**Exercise aim:**
Determine how many lines below hold the string "this". Reply with the number alone.

━━━ Dataset content ━━━

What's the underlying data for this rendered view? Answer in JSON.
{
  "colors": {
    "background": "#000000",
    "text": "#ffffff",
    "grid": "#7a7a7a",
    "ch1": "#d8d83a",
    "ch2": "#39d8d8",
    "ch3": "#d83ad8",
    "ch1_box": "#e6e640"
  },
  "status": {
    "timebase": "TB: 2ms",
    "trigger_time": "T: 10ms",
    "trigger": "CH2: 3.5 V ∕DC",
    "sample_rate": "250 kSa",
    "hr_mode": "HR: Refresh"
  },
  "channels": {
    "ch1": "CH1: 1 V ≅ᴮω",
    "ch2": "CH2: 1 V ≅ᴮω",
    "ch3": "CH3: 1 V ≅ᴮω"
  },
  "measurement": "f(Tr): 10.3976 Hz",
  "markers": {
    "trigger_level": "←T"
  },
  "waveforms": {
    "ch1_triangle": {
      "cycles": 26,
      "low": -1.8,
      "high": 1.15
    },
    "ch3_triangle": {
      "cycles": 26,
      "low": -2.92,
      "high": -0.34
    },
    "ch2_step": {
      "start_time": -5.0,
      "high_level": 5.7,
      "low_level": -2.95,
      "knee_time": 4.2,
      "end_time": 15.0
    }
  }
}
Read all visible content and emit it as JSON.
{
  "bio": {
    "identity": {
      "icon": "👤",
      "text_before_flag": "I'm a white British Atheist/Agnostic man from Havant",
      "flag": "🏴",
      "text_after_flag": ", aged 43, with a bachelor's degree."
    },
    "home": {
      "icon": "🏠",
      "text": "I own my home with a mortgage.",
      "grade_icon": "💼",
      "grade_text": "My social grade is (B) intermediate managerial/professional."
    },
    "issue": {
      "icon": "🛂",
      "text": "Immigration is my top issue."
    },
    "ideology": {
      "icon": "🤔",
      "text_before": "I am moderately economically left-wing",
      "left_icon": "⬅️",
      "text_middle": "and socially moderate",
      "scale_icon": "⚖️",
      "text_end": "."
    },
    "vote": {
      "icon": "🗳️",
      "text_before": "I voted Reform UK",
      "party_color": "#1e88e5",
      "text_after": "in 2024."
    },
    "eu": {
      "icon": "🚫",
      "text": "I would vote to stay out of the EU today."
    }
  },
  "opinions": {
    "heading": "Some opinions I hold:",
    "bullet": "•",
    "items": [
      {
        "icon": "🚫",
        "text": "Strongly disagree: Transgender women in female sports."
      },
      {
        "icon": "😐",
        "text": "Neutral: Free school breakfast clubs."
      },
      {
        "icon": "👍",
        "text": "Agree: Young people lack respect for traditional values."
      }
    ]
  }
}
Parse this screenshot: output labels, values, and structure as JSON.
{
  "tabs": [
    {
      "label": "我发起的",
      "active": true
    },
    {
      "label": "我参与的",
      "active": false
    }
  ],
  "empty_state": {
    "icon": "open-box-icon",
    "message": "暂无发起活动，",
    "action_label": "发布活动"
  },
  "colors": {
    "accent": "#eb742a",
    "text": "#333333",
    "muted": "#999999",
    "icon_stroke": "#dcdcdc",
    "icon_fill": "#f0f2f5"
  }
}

━━━
━━━ Dataset content ━━━

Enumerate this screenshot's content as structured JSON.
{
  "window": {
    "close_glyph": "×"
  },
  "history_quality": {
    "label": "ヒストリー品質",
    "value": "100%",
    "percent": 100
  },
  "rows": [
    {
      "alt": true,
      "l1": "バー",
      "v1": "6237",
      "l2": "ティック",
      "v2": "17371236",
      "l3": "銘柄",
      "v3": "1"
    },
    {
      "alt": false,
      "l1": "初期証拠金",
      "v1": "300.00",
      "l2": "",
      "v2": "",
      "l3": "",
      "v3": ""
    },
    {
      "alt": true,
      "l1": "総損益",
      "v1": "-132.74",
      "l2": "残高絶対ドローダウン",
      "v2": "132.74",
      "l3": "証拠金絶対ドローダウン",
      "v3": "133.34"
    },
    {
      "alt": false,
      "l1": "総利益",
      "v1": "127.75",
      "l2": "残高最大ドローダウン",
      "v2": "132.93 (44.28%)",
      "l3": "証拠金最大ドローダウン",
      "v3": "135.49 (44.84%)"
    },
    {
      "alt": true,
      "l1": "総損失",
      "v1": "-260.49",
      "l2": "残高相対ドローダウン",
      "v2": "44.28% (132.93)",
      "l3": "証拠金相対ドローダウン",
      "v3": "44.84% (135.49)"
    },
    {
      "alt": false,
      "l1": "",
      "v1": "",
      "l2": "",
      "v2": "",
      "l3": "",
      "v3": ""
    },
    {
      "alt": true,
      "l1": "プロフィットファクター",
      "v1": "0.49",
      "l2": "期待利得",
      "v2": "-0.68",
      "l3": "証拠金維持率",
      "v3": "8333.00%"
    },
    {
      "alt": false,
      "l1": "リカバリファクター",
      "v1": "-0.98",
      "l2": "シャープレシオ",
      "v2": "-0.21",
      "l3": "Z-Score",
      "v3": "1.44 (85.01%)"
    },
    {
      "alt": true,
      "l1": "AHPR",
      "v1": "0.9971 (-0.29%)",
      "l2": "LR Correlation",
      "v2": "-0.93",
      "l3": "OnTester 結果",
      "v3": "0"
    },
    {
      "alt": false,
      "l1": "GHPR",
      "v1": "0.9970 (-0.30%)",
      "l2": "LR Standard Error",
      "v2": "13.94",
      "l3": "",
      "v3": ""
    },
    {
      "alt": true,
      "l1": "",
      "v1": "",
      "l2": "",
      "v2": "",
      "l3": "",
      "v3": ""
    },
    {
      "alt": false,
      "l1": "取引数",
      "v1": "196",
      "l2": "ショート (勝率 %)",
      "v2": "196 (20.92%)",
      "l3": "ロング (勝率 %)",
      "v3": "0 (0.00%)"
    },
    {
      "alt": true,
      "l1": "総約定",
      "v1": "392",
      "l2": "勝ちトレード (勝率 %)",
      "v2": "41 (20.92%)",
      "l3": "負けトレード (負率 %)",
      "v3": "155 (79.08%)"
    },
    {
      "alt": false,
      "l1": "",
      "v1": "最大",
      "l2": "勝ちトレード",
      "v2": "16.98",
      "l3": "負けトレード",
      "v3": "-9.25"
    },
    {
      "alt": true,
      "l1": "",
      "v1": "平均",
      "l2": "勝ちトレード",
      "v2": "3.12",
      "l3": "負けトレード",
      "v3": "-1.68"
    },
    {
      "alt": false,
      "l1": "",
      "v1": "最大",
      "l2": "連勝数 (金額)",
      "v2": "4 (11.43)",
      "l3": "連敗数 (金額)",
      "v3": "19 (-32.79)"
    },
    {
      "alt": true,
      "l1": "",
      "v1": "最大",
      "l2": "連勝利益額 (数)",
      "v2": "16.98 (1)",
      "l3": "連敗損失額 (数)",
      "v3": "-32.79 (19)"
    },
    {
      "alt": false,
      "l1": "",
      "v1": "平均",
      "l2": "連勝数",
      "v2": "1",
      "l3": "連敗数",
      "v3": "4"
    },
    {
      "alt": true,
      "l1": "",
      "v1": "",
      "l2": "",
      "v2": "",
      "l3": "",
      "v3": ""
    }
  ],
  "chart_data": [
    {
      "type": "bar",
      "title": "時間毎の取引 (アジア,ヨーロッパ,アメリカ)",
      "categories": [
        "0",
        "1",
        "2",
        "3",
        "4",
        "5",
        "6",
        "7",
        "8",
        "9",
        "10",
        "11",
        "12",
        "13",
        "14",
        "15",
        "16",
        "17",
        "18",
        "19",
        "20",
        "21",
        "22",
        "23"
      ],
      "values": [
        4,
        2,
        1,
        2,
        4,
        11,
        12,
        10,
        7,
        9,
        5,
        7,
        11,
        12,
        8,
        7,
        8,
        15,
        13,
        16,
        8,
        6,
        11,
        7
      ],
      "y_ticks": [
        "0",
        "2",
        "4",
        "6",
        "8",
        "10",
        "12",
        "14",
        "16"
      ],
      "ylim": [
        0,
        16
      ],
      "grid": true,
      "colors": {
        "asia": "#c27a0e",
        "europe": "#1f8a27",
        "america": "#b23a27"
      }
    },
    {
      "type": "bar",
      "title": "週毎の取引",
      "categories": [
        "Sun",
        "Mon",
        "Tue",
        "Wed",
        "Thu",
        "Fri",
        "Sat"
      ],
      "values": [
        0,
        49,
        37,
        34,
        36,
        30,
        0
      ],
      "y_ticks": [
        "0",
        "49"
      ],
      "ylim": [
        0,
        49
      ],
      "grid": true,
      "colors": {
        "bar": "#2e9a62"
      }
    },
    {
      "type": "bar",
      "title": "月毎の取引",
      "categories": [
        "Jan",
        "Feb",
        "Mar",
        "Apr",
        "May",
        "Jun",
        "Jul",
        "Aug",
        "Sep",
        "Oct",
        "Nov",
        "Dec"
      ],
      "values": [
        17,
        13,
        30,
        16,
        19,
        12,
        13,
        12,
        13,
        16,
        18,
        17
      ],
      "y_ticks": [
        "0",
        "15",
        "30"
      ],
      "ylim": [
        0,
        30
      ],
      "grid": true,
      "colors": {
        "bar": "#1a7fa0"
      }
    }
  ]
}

━━━

**Worked answer:**
3